Description of the task: Using the listing below, report all lines holding the word "post".

_ _ _ _ _ _ _

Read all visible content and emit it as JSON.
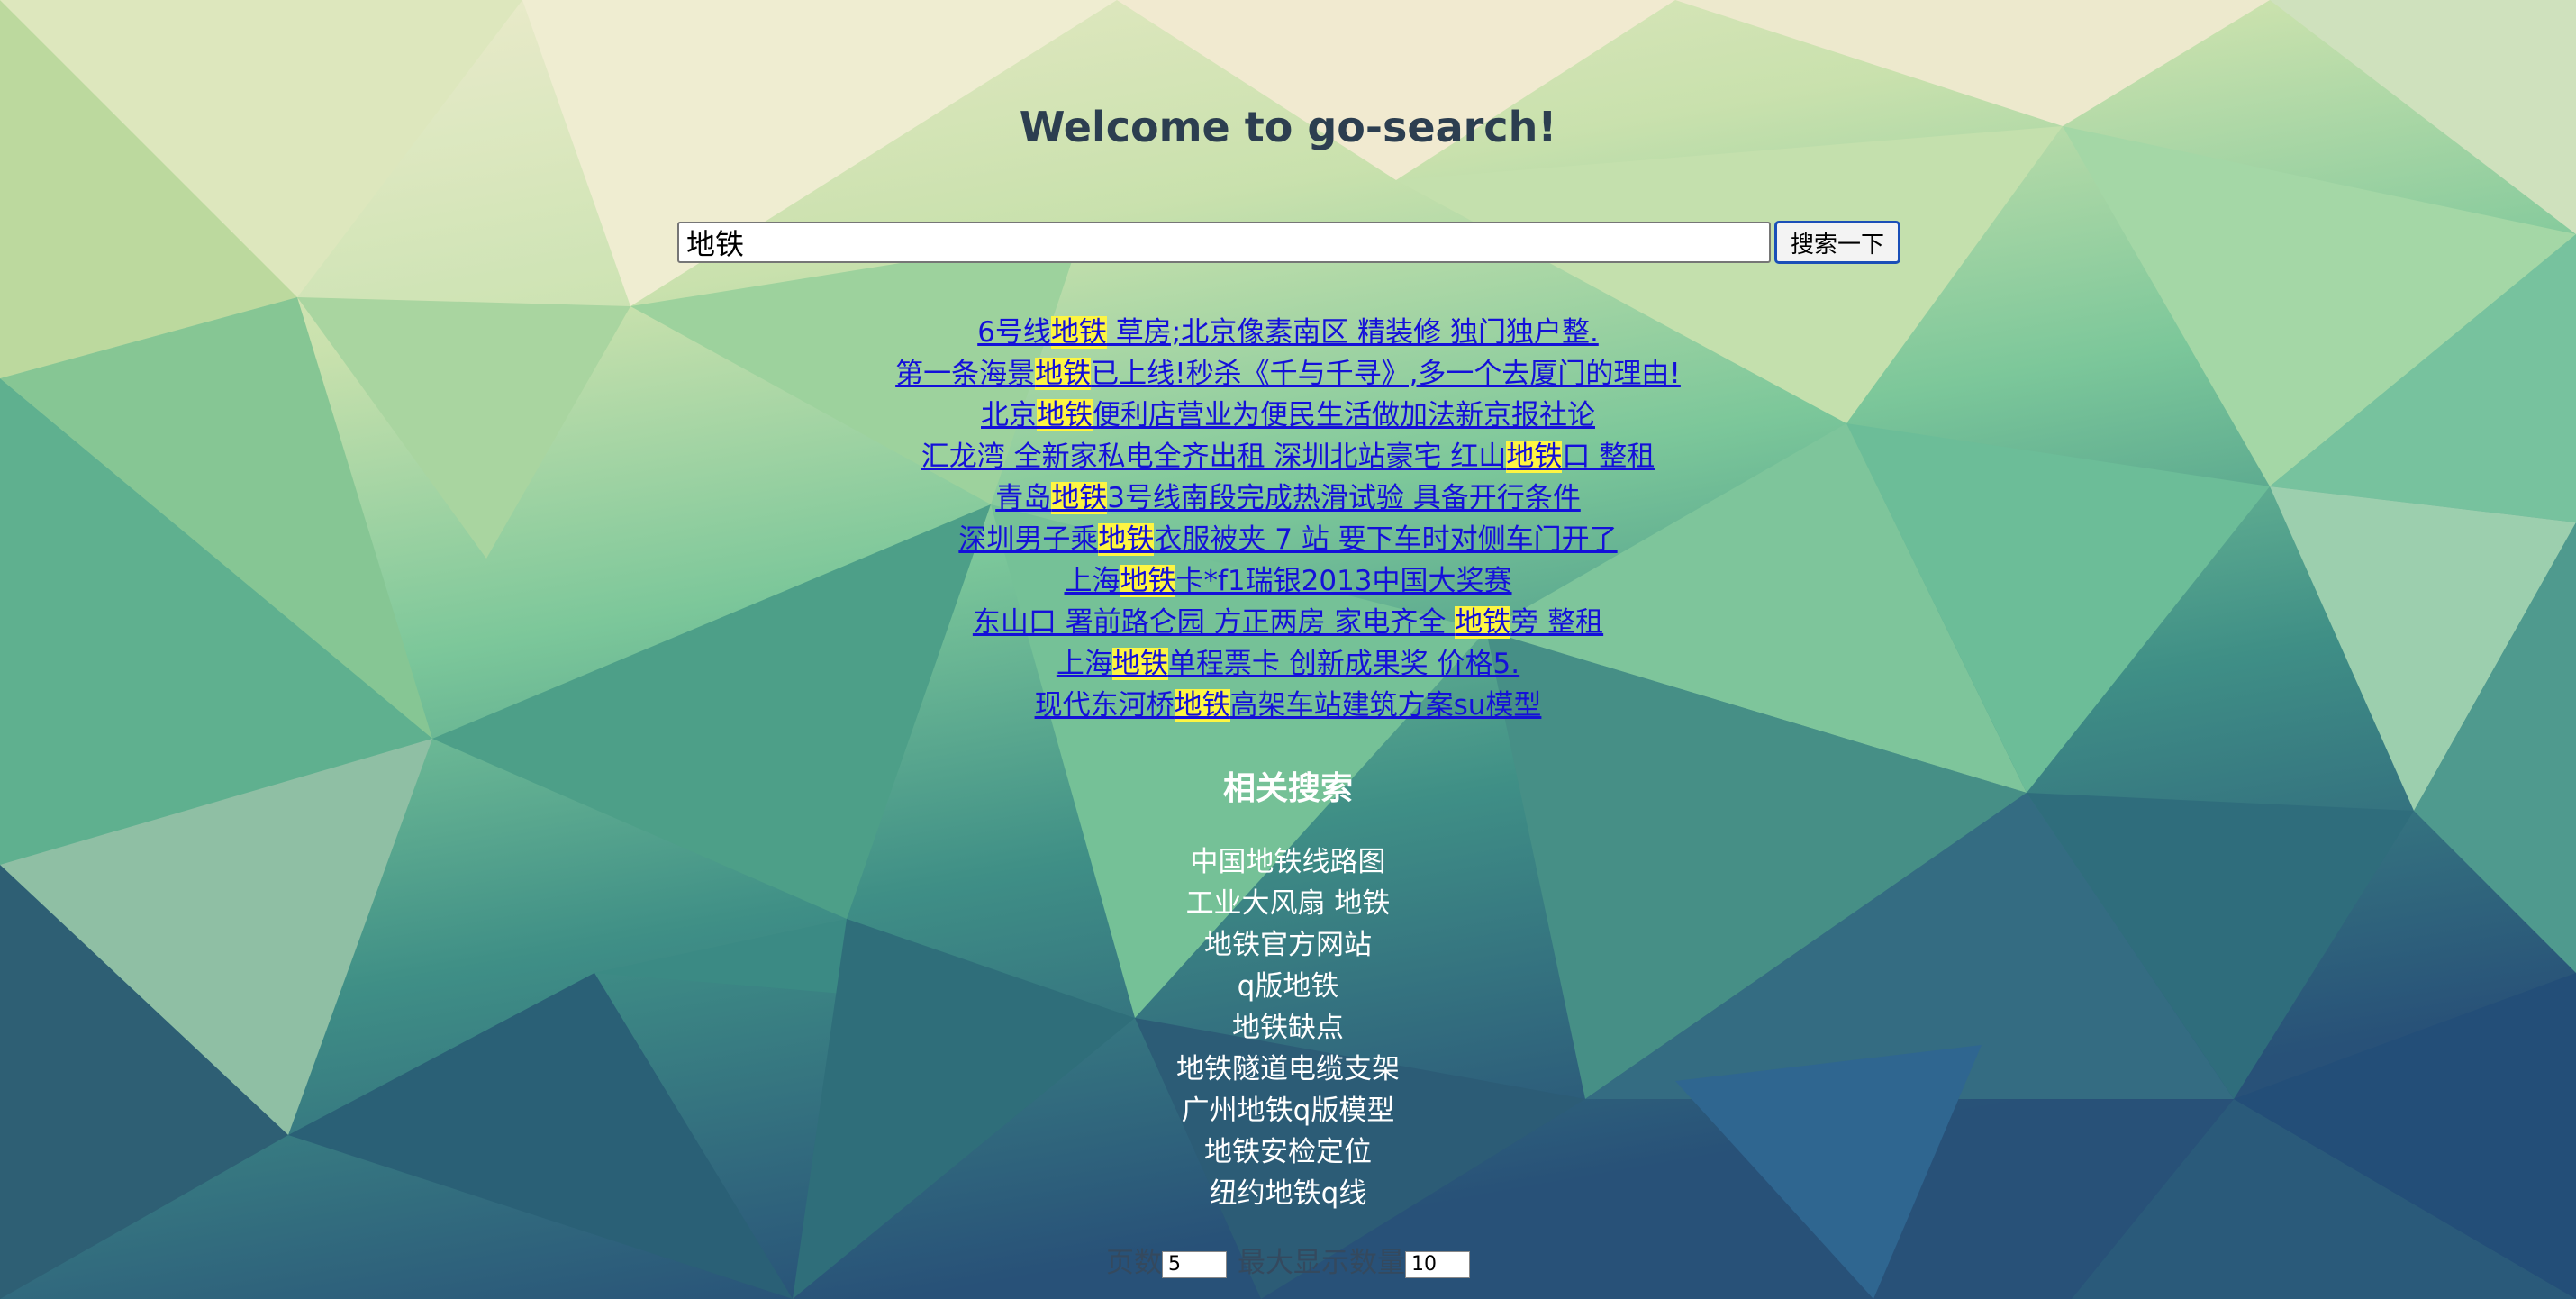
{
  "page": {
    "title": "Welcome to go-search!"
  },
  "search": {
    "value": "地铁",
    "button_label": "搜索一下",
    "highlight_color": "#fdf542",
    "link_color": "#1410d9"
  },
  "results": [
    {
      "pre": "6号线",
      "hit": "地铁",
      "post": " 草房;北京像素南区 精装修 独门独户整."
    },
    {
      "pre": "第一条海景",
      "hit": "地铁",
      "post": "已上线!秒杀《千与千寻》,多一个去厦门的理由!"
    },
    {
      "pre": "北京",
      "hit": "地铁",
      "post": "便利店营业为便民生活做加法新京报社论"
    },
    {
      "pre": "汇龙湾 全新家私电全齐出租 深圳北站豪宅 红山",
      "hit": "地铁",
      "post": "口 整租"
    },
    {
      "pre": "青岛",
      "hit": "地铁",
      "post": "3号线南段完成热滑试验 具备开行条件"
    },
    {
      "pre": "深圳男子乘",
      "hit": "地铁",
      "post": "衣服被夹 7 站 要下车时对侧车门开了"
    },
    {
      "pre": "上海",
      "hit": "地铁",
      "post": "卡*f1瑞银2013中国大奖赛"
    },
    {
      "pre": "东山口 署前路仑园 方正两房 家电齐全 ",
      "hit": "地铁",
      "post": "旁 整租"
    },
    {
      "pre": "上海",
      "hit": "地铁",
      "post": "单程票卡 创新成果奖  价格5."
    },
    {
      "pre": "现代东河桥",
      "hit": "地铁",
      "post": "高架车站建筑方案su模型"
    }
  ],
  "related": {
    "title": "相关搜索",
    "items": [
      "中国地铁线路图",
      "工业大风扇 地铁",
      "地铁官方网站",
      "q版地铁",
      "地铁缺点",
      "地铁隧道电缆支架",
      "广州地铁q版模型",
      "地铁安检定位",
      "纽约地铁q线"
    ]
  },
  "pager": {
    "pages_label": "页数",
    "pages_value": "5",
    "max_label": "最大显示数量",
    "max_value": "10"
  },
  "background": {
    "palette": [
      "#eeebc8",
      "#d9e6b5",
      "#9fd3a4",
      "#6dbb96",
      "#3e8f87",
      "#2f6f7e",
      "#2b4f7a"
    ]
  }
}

_ _ _ _ _ _ _

Result:
      "post": " 草房;北京像素南区 精装修 独门独户整."
      "post": "已上线!秒杀《千与千寻》,多一个去厦门的理由!"
      "post": "便利店营业为便民生活做加法新京报社论"
      "post": "口 整租"
      "post": "3号线南段完成热滑试验 具备开行条件"
      "post": "衣服被夹 7 站 要下车时对侧车门开了"
      "post": "卡*f1瑞银2013中国大奖赛"
      "post": "旁 整租"
      "post": "单程票卡 创新成果奖  价格5."
      "post": "高架车站建筑方案su模型"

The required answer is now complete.